[Collection entries]
══════════
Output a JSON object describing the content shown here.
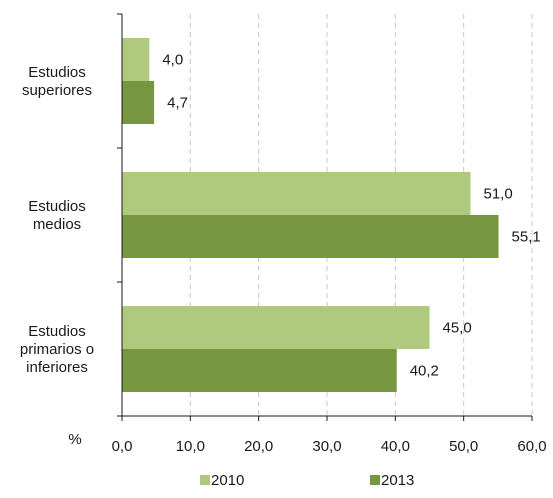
{
  "chart_data": {
    "type": "bar",
    "orientation": "horizontal",
    "categories": [
      "Estudios superiores",
      "Estudios medios",
      "Estudios primarios o inferiores"
    ],
    "category_label_lines": [
      [
        "Estudios",
        "superiores"
      ],
      [
        "Estudios",
        "medios"
      ],
      [
        "Estudios",
        "primarios o",
        "inferiores"
      ]
    ],
    "series": [
      {
        "name": "2010",
        "color": "#afc97e",
        "values": [
          4.0,
          51.0,
          45.0
        ],
        "value_labels": [
          "4,0",
          "51,0",
          "45,0"
        ]
      },
      {
        "name": "2013",
        "color": "#76963f",
        "values": [
          4.7,
          55.1,
          40.2
        ],
        "value_labels": [
          "4,7",
          "55,1",
          "40,2"
        ]
      }
    ],
    "xlim": [
      0,
      60
    ],
    "xticks": [
      0,
      10,
      20,
      30,
      40,
      50,
      60
    ],
    "xtick_labels": [
      "0,0",
      "10,0",
      "20,0",
      "30,0",
      "40,0",
      "50,0",
      "60,0"
    ],
    "unit_label": "%",
    "title": "",
    "xlabel": "",
    "ylabel": "",
    "grid": "vertical-dashed",
    "legend_position": "bottom"
  }
}
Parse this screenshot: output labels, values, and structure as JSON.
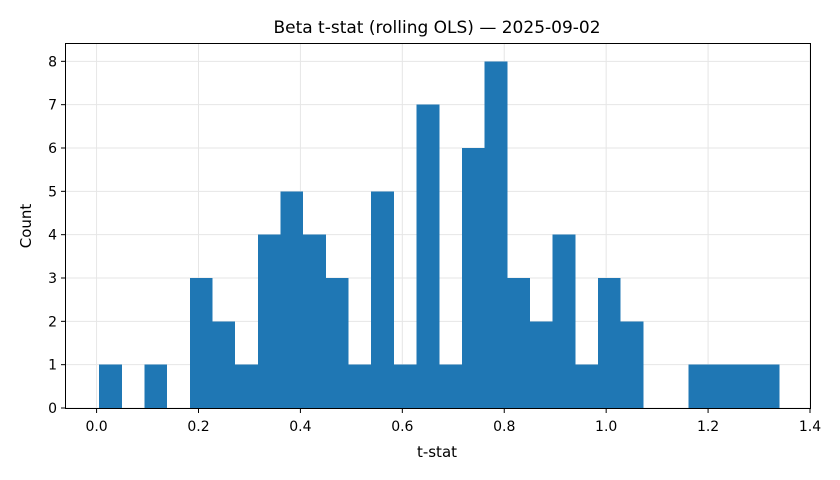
══════════
Exercise requirements: Repeat verbatim all the material, but not the pictures.

Written response:
Output a JSON object describing the content shown here.
{
  "chart_data": {
    "type": "bar",
    "orientation": "horizontal",
    "categories": [
      "Estudios superiores",
      "Estudios medios",
      "Estudios primarios o inferiores"
    ],
    "category_label_lines": [
      [
        "Estudios",
        "superiores"
      ],
      [
        "Estudios",
        "medios"
      ],
      [
        "Estudios",
        "primarios o",
        "inferiores"
      ]
    ],
    "series": [
      {
        "name": "2010",
        "color": "#afc97e",
        "values": [
          4.0,
          51.0,
          45.0
        ],
        "value_labels": [
          "4,0",
          "51,0",
          "45,0"
        ]
      },
      {
        "name": "2013",
        "color": "#76963f",
        "values": [
          4.7,
          55.1,
          40.2
        ],
        "value_labels": [
          "4,7",
          "55,1",
          "40,2"
        ]
      }
    ],
    "xlim": [
      0,
      60
    ],
    "xticks": [
      0,
      10,
      20,
      30,
      40,
      50,
      60
    ],
    "xtick_labels": [
      "0,0",
      "10,0",
      "20,0",
      "30,0",
      "40,0",
      "50,0",
      "60,0"
    ],
    "unit_label": "%",
    "title": "",
    "xlabel": "",
    "ylabel": "",
    "grid": "vertical-dashed",
    "legend_position": "bottom"
  }
}
Parse this screenshot: output labels, values, and structure as JSON.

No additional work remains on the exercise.